* **Goal**: Transcribe every line, keeping it exact.

* **Items**:
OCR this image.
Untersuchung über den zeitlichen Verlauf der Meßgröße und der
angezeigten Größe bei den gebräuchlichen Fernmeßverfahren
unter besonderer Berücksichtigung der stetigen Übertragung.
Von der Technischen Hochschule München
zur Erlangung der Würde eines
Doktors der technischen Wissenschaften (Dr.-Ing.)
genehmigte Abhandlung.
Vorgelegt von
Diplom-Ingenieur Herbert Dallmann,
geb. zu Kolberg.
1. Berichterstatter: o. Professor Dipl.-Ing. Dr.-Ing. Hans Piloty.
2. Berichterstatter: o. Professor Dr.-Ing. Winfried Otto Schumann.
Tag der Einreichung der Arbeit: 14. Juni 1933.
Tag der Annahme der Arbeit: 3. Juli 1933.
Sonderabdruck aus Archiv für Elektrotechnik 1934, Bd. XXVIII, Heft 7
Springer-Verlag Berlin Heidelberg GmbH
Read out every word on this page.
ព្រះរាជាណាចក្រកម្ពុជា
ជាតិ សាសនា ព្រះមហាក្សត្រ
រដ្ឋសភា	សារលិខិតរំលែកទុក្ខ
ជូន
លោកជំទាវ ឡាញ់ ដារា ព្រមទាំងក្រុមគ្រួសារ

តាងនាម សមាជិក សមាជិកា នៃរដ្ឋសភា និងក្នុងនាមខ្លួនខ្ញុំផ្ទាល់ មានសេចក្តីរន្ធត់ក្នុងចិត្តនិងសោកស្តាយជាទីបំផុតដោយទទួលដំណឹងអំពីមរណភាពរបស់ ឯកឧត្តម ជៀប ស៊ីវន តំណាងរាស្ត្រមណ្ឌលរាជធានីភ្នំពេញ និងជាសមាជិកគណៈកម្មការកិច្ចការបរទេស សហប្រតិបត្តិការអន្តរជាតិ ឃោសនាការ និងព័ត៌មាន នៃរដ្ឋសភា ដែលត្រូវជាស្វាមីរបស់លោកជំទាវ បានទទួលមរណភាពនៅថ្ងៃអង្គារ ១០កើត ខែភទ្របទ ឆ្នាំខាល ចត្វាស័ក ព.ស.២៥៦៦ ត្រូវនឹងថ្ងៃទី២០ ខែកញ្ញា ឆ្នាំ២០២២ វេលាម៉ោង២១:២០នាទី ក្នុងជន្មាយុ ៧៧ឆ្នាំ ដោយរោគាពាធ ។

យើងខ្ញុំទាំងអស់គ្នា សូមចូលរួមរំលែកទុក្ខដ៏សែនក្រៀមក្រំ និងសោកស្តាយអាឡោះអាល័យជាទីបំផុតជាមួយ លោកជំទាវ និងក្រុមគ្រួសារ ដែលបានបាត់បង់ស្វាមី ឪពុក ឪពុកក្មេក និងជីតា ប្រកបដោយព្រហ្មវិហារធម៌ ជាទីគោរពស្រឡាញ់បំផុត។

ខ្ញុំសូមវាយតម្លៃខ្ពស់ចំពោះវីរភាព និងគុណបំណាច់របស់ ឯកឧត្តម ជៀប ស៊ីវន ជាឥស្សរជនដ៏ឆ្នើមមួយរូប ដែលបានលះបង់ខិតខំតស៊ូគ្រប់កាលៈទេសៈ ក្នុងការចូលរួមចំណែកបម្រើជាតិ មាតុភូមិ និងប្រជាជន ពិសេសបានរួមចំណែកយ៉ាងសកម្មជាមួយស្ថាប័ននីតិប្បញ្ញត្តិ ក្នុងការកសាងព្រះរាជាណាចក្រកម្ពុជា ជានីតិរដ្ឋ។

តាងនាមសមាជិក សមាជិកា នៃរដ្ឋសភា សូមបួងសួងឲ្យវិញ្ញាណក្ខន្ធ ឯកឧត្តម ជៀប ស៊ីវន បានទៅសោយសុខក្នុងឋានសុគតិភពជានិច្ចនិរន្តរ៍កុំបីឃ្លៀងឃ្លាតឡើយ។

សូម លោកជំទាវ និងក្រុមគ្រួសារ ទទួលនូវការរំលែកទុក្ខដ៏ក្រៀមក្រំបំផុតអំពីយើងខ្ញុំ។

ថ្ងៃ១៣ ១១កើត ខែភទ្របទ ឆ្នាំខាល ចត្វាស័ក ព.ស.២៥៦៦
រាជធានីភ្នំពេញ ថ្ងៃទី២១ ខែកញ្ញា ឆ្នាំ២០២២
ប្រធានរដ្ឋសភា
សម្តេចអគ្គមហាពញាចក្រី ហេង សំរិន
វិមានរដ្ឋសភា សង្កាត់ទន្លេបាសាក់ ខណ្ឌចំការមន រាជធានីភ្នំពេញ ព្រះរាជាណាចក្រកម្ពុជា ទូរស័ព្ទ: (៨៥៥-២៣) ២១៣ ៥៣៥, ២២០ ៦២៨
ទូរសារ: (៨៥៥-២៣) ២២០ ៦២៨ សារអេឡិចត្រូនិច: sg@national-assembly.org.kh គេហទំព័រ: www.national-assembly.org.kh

* **Correct result**:
OCR this image.
Untersuchung über den zeitlichen Verlauf der Meßgröße und der
angezeigten Größe bei den gebräuchlichen Fernmeßverfahren
unter besonderer Berücksichtigung der stetigen Übertragung.
Von der Technischen Hochschule München
zur Erlangung der Würde eines
Doktors der technischen Wissenschaften (Dr.-Ing.)
genehmigte Abhandlung.
Vorgelegt von
Diplom-Ingenieur Herbert Dallmann,
geb. zu Kolberg.
1. Berichterstatter: o. Professor Dipl.-Ing. Dr.-Ing. Hans Piloty.
2. Berichterstatter: o. Professor Dr.-Ing. Winfried Otto Schumann.
Tag der Einreichung der Arbeit: 14. Juni 1933.
Tag der Annahme der Arbeit: 3. Juli 1933.
Sonderabdruck aus Archiv für Elektrotechnik 1934, Bd. XXVIII, Heft 7
Springer-Verlag Berlin Heidelberg GmbH
Read out every word on this page.
ព្រះរាជាណាចក្រកម្ពុជា
ជាតិ សាសនា ព្រះមហាក្សត្រ
រដ្ឋសភា	សារលិខិតរំលែកទុក្ខ
ជូន
លោកជំទាវ ឡាញ់ ដារា ព្រមទាំងក្រុមគ្រួសារ

តាងនាម សមាជិក សមាជិកា នៃរដ្ឋសភា និងក្នុងនាមខ្លួនខ្ញុំផ្ទាល់ មានសេចក្តីរន្ធត់ក្នុងចិត្តនិងសោកស្តាយជាទីបំផុតដោយទទួលដំណឹងអំពីមរណភាពរបស់ ឯកឧត្តម ជៀប ស៊ីវន តំណាងរាស្ត្រមណ្ឌលរាជធានីភ្នំពេញ និងជាសមាជិកគណៈកម្មការកិច្ចការបរទេស សហប្រតិបត្តិការអន្តរជាតិ ឃោសនាការ និងព័ត៌មាន នៃរដ្ឋសភា ដែលត្រូវជាស្វាមីរបស់លោកជំទាវ បានទទួលមរណភាពនៅថ្ងៃអង្គារ ១០កើត ខែភទ្របទ ឆ្នាំខាល ចត្វាស័ក ព.ស.២៥៦៦ ត្រូវនឹងថ្ងៃទី២០ ខែកញ្ញា ឆ្នាំ២០២២ វេលាម៉ោង២១:២០នាទី ក្នុងជន្មាយុ ៧៧ឆ្នាំ ដោយរោគាពាធ ។

យើងខ្ញុំទាំងអស់គ្នា សូមចូលរួមរំលែកទុក្ខដ៏សែនក្រៀមក្រំ និងសោកស្តាយអាឡោះអាល័យជាទីបំផុតជាមួយ លោកជំទាវ និងក្រុមគ្រួសារ ដែលបានបាត់បង់ស្វាមី ឪពុក ឪពុកក្មេក និងជីតា ប្រកបដោយព្រហ្មវិហារធម៌ ជាទីគោរពស្រឡាញ់បំផុត។

ខ្ញុំសូមវាយតម្លៃខ្ពស់ចំពោះវីរភាព និងគុណបំណាច់របស់ ឯកឧត្តម ជៀប ស៊ីវន ជាឥស្សរជនដ៏ឆ្នើមមួយរូប ដែលបានលះបង់ខិតខំតស៊ូគ្រប់កាលៈទេសៈ ក្នុងការចូលរួមចំណែកបម្រើជាតិ មាតុភូមិ និងប្រជាជន ពិសេសបានរួមចំណែកយ៉ាងសកម្មជាមួយស្ថាប័ននីតិប្បញ្ញត្តិ ក្នុងការកសាងព្រះរាជាណាចក្រកម្ពុជា ជានីតិរដ្ឋ។

តាងនាមសមាជិក សមាជិកា នៃរដ្ឋសភា សូមបួងសួងឲ្យវិញ្ញាណក្ខន្ធ ឯកឧត្តម ជៀប ស៊ីវន បានទៅសោយសុខក្នុងឋានសុគតិភពជានិច្ចនិរន្តរ៍កុំបីឃ្លៀងឃ្លាតឡើយ។

សូម លោកជំទាវ និងក្រុមគ្រួសារ ទទួលនូវការរំលែកទុក្ខដ៏ក្រៀមក្រំបំផុតអំពីយើងខ្ញុំ។

ថ្ងៃ១៣ ១១កើត ខែភទ្របទ ឆ្នាំខាល ចត្វាស័ក ព.ស.២៥៦៦
រាជធានីភ្នំពេញ ថ្ងៃទី២១ ខែកញ្ញា ឆ្នាំ២០២២
ប្រធានរដ្ឋសភា
សម្តេចអគ្គមហាពញាចក្រី ហេង សំរិន
វិមានរដ្ឋសភា សង្កាត់ទន្លេបាសាក់ ខណ្ឌចំការមន រាជធានីភ្នំពេញ ព្រះរាជាណាចក្រកម្ពុជា ទូរស័ព្ទ: (៨៥៥-២៣) ២១៣ ៥៣៥, ២២០ ៦២៨
ទូរសារ: (៨៥៥-២៣) ២២០ ៦២៨ សារអេឡិចត្រូនិច: sg@national-assembly.org.kh គេហទំព័រ: www.national-assembly.org.kh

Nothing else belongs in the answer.